▶ [STATED GOAL]:
Copy the listing from its start through the line containing "value-cell: 0.69 in (531, 333, 624, 368)", substituting "data-row" for "table-row" and leaving everything else as it is.

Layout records

..............................

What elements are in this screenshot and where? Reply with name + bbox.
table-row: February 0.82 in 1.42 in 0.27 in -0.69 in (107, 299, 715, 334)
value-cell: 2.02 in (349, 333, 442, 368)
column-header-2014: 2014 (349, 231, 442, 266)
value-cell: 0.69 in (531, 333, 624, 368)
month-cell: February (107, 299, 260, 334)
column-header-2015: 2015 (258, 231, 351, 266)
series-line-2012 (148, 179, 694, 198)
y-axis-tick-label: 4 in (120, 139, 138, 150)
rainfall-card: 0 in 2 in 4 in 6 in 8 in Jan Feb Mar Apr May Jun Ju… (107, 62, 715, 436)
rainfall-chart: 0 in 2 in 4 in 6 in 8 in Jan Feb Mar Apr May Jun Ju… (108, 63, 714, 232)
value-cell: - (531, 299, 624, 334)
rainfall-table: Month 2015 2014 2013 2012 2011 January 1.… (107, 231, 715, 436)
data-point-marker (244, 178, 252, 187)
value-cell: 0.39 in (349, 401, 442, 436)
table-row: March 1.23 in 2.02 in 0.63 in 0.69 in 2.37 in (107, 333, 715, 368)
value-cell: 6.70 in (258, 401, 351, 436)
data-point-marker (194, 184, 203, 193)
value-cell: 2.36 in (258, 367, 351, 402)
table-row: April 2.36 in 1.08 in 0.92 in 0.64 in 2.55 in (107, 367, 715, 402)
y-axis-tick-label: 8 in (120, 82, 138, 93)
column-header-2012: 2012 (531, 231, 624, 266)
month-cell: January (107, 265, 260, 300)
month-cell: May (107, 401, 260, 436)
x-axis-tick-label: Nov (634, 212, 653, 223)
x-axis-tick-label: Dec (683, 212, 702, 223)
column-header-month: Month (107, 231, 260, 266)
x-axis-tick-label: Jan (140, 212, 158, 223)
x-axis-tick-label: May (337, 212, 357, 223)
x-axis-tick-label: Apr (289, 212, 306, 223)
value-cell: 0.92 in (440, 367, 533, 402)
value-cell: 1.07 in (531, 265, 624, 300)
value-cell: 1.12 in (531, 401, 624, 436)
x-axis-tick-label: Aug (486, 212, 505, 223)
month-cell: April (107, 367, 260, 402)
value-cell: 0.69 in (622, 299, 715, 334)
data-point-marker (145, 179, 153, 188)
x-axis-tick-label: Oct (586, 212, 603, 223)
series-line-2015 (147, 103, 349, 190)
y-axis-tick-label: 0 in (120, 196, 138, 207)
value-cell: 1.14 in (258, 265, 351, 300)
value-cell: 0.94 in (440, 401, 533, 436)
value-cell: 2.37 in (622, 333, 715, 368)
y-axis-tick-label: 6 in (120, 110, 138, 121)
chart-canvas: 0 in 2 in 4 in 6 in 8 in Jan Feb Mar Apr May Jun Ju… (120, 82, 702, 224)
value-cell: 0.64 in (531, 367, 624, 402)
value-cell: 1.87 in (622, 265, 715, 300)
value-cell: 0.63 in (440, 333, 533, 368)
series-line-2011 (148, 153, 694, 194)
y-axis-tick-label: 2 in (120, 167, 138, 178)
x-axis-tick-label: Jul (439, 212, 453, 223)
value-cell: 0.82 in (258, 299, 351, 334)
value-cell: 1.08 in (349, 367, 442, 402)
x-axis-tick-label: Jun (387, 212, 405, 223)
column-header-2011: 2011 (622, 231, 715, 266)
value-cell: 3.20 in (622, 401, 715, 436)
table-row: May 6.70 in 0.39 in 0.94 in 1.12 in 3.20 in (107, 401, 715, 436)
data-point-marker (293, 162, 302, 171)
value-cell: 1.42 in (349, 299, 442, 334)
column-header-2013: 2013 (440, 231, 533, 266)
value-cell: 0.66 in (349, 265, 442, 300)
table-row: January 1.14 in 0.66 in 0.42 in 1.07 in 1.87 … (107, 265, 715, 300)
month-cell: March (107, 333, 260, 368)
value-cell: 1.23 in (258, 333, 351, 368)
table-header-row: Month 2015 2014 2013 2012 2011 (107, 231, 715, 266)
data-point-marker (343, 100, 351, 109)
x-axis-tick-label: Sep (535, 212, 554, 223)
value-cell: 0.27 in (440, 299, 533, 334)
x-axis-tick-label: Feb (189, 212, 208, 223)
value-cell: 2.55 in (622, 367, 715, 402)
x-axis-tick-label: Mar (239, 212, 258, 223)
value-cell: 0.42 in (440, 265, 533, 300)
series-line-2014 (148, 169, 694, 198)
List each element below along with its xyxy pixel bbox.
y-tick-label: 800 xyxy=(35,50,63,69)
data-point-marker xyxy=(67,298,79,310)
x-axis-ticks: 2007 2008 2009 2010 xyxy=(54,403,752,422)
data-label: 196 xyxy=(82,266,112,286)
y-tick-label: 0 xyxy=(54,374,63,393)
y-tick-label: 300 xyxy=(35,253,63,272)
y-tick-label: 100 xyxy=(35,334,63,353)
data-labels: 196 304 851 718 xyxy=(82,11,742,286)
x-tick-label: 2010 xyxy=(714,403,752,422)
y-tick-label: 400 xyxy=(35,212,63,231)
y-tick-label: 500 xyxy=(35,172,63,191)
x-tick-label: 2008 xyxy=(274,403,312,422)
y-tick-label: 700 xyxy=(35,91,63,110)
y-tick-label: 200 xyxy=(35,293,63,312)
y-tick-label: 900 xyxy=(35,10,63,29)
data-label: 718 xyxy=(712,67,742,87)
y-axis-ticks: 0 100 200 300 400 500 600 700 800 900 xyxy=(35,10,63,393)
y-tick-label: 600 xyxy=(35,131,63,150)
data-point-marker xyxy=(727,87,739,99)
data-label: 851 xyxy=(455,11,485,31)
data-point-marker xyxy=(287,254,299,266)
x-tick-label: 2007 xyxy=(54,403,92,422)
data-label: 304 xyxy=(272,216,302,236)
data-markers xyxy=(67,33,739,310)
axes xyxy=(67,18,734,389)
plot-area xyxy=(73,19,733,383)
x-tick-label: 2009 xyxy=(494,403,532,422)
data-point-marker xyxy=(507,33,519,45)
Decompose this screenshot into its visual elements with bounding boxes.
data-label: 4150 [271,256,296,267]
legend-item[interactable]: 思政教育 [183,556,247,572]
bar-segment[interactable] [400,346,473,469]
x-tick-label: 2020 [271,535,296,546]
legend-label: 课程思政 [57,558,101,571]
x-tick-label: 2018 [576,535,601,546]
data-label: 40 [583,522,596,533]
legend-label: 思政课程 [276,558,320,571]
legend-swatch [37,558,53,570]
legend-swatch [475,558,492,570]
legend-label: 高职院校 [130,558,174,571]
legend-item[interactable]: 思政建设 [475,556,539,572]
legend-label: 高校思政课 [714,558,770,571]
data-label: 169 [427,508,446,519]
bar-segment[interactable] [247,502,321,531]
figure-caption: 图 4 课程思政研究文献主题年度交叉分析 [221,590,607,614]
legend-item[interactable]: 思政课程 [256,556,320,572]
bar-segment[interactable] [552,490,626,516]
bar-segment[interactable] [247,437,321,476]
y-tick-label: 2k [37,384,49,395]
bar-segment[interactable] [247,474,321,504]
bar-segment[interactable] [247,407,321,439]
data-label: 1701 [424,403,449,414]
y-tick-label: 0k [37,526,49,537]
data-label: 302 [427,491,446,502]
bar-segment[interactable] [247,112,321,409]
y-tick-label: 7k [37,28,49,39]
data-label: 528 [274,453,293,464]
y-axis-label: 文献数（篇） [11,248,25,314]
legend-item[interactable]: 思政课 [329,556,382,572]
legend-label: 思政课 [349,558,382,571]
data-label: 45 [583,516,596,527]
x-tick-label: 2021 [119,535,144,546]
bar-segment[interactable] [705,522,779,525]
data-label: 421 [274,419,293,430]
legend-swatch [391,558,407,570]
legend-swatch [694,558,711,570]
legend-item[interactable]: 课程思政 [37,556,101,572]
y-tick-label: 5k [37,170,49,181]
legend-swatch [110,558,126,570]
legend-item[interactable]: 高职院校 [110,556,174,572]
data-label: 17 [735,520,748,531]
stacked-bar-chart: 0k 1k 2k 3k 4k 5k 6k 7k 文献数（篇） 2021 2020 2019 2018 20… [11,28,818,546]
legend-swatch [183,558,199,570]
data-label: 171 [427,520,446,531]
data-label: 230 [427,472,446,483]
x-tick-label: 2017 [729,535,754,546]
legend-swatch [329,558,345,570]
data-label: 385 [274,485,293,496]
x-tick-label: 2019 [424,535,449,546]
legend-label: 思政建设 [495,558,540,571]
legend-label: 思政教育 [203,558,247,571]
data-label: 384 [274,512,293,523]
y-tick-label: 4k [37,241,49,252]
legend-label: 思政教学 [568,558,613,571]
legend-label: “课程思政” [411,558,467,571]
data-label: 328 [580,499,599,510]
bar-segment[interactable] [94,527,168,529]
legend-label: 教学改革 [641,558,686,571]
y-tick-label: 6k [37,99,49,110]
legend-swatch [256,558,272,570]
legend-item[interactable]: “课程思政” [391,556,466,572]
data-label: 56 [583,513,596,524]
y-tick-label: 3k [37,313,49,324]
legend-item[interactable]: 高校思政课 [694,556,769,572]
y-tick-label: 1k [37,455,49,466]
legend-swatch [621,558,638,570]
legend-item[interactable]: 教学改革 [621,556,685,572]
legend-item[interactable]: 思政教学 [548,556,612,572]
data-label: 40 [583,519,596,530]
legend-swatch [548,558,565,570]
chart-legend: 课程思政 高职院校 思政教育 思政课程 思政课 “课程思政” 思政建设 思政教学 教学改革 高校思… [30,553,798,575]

..............................

▶ [SOLUTION TO THIS EXERCISE]:
What elements are in this screenshot and where? Reply with name + bbox.
data-row: February 0.82 in 1.42 in 0.27 in -0.69 in (107, 299, 715, 334)
value-cell: 2.02 in (349, 333, 442, 368)
column-header-2014: 2014 (349, 231, 442, 266)
value-cell: 0.69 in (531, 333, 624, 368)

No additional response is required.